▶ _GIVEN PROBLEM_
Filter this material down to the lines that hold "nCanada", copying each one.

BEGIN DATA FOR THIS EXERCISE

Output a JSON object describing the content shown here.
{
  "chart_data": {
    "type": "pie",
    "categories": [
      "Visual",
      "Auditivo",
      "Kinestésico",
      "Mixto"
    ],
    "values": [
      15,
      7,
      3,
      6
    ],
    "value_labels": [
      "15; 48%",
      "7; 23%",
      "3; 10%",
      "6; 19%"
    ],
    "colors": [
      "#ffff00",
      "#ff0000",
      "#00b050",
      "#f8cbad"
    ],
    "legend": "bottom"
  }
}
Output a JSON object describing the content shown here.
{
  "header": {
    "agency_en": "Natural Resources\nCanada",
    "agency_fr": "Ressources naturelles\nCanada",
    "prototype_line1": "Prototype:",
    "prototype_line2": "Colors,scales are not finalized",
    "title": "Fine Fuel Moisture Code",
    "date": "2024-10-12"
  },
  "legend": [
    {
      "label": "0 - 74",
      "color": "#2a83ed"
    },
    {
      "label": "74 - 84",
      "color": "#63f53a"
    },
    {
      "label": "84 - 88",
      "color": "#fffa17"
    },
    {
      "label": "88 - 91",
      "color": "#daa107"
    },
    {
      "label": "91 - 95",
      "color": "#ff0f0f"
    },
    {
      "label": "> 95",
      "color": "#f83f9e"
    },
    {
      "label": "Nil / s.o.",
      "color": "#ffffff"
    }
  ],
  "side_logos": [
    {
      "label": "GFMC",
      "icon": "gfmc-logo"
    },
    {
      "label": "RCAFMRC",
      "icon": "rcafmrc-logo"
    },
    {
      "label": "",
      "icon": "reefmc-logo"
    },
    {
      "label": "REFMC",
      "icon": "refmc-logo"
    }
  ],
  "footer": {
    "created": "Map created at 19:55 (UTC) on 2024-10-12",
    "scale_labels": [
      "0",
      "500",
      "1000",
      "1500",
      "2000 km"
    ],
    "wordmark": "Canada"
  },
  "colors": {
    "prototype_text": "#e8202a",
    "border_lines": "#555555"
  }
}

END DATA FOR THIS EXERCISE

▶ _FINISHED TASK_
    "agency_en": "Natural Resources\nCanada",
    "agency_fr": "Ressources naturelles\nCanada",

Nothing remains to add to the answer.